*EXTRACT TO READ*
----
In recent years, landscaping has taken on a whole new meaning. People have learned that landscaping can add to the value of a home, dramatically increase living space, and contribute greatly to an improved home lifestyle.

Types of Landscapers

As a trade, landscaping has been divided into three fields – something to keep in mind when you consider hiring a firm. Lawn care companies specialize in mowing, raking, edging, seeding, and otherwise caring for the grassy areas. Landscape maintenance firms are primarily concerned with periodic maintenance of shrubs and flowerbeds. Then there are firms that handle landscape construction and planting under the direction of a landscape designer. This last group deals with everything from patios to fountains to rock gardens.

Most people have no long-term plans for their landscaping. While nearly every household does some landscaping, few achieve the results they seek. In most neighborhoods, truly appealing landscapes are few and far between.

Planning and Design

A good landscape designer can help you integrate all kinds of practical and aesthetic considerations into an overall plan that achieves the effects that are most important to you. Whether you want to attract birds, impress the neighbors, or create fanciful outdoor recreation areas for grand children, landscape designers can help you pull it together so that it really works. Designers can help you work within a budget and can help you implement the plan in stages spread over several seasons. Most homeowners who do their own landscaping end up redoing parts of it time and time again, trying to create the right look without creating a maintenance nightmare. A designer can help you develop an approach that doesn’t waste your time and money.
----
*DATA SEGMENT*
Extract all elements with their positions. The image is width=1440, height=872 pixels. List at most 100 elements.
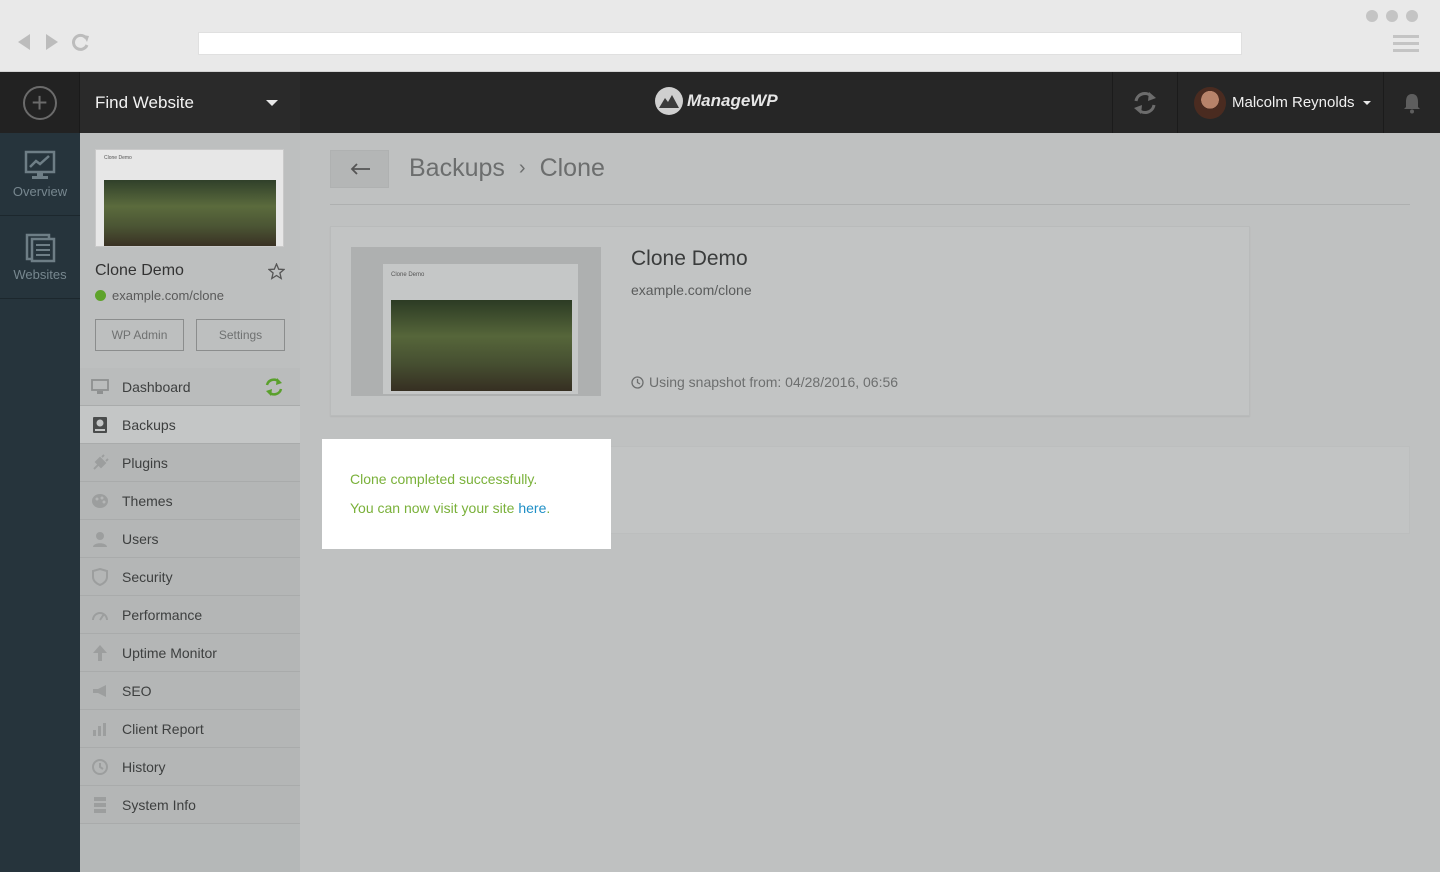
----
*REQUESTS*
**1)** Answer these questions from the landscaping text, one answer per line:
(a) What three benefits of landscaping have people learned about, according to the opening paragraph?
(b) What are landscape maintenance firms primarily concerned with?
(c) Over what span of time can designers help implement a plan in stages?
**2)** List the specific tasks the landscaping text names for lawn care companies.
**3)** Continue the landscaping text from the point where it ends.

*ANSWERS FOR THE TASKS*
**1)**
(a) It can add to the value of a home, dramatically increase living space, and contribute greatly to an improved home lifestyle.
(b) Periodic maintenance of shrubs and flowerbeds.
(c) Several seasons.

**2)** Mowing, raking, edging, seeding

**3)**
To get help with design, you have more options than ever. There are books and computer-based design tools with information on every aspect of landscaping. You can get great ideas from and flower and home shows as well as magazines. Most home centers and nurseries now offer free design help.

For the most comprehensive design help, use a landscape architect or someone with equivalent training. These people have studied landscaping from every angle over a long period of time and are in the best position to help you juggle thousands of variables to end up with the ideal plan for you. Even if you decide to formulate a plan on your own, have a landscape design professional review your ideas before you begin moving dirt around or buying expensive plants.

Here are answers to some common questions people ask about landscaping:

Q. Every house on my street is graded poorly. All the yards of these 35-year-old houses slope toward the foundation. Shouldn’t the builder be responsible for fixing the grading?

A. When a house is first built, the builder digs a hole and constructs the foundation. When the house is done, he fills in the hole around the foundation. The builder probably sold a home with perfectly acceptable grading, but over the years the disturbed soil settles back to its original density. As it settles, the slope starts tilting toward the house. Even patios and driveways are affected. After thirty years or so, it is often necessary to re-landscape the yard and, in many cases, replace patios and driveways.

Q. I have a grading problem that is causing a damp basement. I spoke to a landscaper who said it would cost over $5,000 to make the necessary changes. That sounds like a lot of money just to move some dirt to the foundation. What’s up?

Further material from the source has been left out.